--- Given instruction ---
Give the records back in full, exactly as they read.

--- Available records ---
************

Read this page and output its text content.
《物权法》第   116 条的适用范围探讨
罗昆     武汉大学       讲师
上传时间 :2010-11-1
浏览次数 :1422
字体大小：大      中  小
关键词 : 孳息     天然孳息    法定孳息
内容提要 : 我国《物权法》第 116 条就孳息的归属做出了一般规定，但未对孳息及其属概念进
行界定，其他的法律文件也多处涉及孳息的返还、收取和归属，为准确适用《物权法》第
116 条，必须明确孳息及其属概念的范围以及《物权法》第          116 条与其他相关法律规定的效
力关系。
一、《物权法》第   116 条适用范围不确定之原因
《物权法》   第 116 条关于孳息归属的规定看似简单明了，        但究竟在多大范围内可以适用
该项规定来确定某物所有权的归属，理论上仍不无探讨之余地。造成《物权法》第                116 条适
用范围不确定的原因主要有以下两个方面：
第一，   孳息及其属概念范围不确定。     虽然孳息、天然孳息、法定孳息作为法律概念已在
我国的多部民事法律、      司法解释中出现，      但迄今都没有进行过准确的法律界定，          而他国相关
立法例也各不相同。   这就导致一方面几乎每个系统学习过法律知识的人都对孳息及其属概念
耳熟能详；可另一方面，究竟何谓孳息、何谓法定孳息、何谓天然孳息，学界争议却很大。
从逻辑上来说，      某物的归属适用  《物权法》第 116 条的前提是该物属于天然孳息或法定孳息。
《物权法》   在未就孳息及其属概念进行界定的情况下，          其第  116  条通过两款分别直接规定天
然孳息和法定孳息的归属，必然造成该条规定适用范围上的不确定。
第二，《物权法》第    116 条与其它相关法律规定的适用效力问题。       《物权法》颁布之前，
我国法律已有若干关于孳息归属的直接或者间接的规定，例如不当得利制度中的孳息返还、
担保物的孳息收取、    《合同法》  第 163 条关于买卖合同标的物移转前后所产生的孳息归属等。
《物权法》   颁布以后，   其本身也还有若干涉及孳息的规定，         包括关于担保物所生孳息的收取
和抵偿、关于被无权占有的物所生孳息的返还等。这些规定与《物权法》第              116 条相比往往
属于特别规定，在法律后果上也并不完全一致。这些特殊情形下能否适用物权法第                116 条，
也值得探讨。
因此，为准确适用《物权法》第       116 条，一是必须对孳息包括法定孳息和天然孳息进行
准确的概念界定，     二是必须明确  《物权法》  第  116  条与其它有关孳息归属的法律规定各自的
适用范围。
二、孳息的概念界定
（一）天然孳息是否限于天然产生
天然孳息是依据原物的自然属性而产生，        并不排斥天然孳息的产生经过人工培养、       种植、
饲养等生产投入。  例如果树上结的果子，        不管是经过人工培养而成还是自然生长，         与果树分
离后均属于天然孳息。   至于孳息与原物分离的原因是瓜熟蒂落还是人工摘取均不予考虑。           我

************

--- Result of the exercise ---
Read this page and output its text content.
《物权法》第   116 条的适用范围探讨
罗昆     武汉大学       讲师
上传时间 :2010-11-1
浏览次数 :1422
字体大小：大      中  小
关键词 : 孳息     天然孳息    法定孳息
内容提要 : 我国《物权法》第 116 条就孳息的归属做出了一般规定，但未对孳息及其属概念进
行界定，其他的法律文件也多处涉及孳息的返还、收取和归属，为准确适用《物权法》第
116 条，必须明确孳息及其属概念的范围以及《物权法》第          116 条与其他相关法律规定的效
力关系。
一、《物权法》第   116 条适用范围不确定之原因
《物权法》   第 116 条关于孳息归属的规定看似简单明了，        但究竟在多大范围内可以适用
该项规定来确定某物所有权的归属，理论上仍不无探讨之余地。造成《物权法》第                116 条适
用范围不确定的原因主要有以下两个方面：
第一，   孳息及其属概念范围不确定。     虽然孳息、天然孳息、法定孳息作为法律概念已在
我国的多部民事法律、      司法解释中出现，      但迄今都没有进行过准确的法律界定，          而他国相关
立法例也各不相同。   这就导致一方面几乎每个系统学习过法律知识的人都对孳息及其属概念
耳熟能详；可另一方面，究竟何谓孳息、何谓法定孳息、何谓天然孳息，学界争议却很大。
从逻辑上来说，      某物的归属适用  《物权法》第 116 条的前提是该物属于天然孳息或法定孳息。
《物权法》   在未就孳息及其属概念进行界定的情况下，          其第  116  条通过两款分别直接规定天
然孳息和法定孳息的归属，必然造成该条规定适用范围上的不确定。
第二，《物权法》第    116 条与其它相关法律规定的适用效力问题。       《物权法》颁布之前，
我国法律已有若干关于孳息归属的直接或者间接的规定，例如不当得利制度中的孳息返还、
担保物的孳息收取、    《合同法》  第 163 条关于买卖合同标的物移转前后所产生的孳息归属等。
《物权法》   颁布以后，   其本身也还有若干涉及孳息的规定，         包括关于担保物所生孳息的收取
和抵偿、关于被无权占有的物所生孳息的返还等。这些规定与《物权法》第              116 条相比往往
属于特别规定，在法律后果上也并不完全一致。这些特殊情形下能否适用物权法第                116 条，
也值得探讨。
因此，为准确适用《物权法》第       116 条，一是必须对孳息包括法定孳息和天然孳息进行
准确的概念界定，     二是必须明确  《物权法》  第  116  条与其它有关孳息归属的法律规定各自的
适用范围。
二、孳息的概念界定
（一）天然孳息是否限于天然产生
天然孳息是依据原物的自然属性而产生，        并不排斥天然孳息的产生经过人工培养、       种植、
饲养等生产投入。  例如果树上结的果子，        不管是经过人工培养而成还是自然生长，         与果树分
离后均属于天然孳息。   至于孳息与原物分离的原因是瓜熟蒂落还是人工摘取均不予考虑。           我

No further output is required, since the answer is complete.